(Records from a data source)
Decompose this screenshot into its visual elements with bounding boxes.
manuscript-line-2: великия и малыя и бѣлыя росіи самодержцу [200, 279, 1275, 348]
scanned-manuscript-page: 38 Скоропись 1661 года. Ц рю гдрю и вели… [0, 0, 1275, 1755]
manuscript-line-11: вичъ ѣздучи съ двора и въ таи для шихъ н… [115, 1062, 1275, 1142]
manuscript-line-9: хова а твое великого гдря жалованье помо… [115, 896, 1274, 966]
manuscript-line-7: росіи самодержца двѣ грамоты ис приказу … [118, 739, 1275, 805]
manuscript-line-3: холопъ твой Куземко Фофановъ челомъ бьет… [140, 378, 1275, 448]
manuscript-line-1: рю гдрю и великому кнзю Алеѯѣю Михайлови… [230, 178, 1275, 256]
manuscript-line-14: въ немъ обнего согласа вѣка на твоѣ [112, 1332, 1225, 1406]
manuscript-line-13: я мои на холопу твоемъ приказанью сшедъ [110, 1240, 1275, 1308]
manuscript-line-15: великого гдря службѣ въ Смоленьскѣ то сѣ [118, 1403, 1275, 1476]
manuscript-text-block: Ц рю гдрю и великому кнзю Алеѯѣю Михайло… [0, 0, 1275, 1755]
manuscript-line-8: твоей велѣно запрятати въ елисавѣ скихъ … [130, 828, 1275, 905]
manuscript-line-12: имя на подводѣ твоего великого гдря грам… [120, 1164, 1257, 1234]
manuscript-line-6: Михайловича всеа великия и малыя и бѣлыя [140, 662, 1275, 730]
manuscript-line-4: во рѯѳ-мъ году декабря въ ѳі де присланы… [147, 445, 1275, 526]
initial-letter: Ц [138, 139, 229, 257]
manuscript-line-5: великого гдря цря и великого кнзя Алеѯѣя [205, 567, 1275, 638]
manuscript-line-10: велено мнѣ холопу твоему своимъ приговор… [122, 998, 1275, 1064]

▶ _Task objective_
Copy all of the rows above line for line, in the same order, with no changes.

▶ _Response for this exercise_
Decompose this screenshot into its visual elements with bounding boxes.
manuscript-line-2: великия и малыя и бѣлыя росіи самодержцу [200, 279, 1275, 348]
scanned-manuscript-page: 38 Скоропись 1661 года. Ц рю гдрю и вели… [0, 0, 1275, 1755]
manuscript-line-11: вичъ ѣздучи съ двора и въ таи для шихъ н… [115, 1062, 1275, 1142]
manuscript-line-9: хова а твое великого гдря жалованье помо… [115, 896, 1274, 966]
manuscript-line-7: росіи самодержца двѣ грамоты ис приказу … [118, 739, 1275, 805]
manuscript-line-3: холопъ твой Куземко Фофановъ челомъ бьет… [140, 378, 1275, 448]
manuscript-line-1: рю гдрю и великому кнзю Алеѯѣю Михайлови… [230, 178, 1275, 256]
manuscript-line-14: въ немъ обнего согласа вѣка на твоѣ [112, 1332, 1225, 1406]
manuscript-line-13: я мои на холопу твоемъ приказанью сшедъ [110, 1240, 1275, 1308]
manuscript-line-15: великого гдря службѣ въ Смоленьскѣ то сѣ [118, 1403, 1275, 1476]
manuscript-text-block: Ц рю гдрю и великому кнзю Алеѯѣю Михайло… [0, 0, 1275, 1755]
manuscript-line-8: твоей велѣно запрятати въ елисавѣ скихъ … [130, 828, 1275, 905]
manuscript-line-12: имя на подводѣ твоего великого гдря грам… [120, 1164, 1257, 1234]
manuscript-line-6: Михайловича всеа великия и малыя и бѣлыя [140, 662, 1275, 730]
manuscript-line-4: во рѯѳ-мъ году декабря въ ѳі де присланы… [147, 445, 1275, 526]
initial-letter: Ц [138, 139, 229, 257]
manuscript-line-5: великого гдря цря и великого кнзя Алеѯѣя [205, 567, 1275, 638]
manuscript-line-10: велено мнѣ холопу твоему своимъ приговор… [122, 998, 1275, 1064]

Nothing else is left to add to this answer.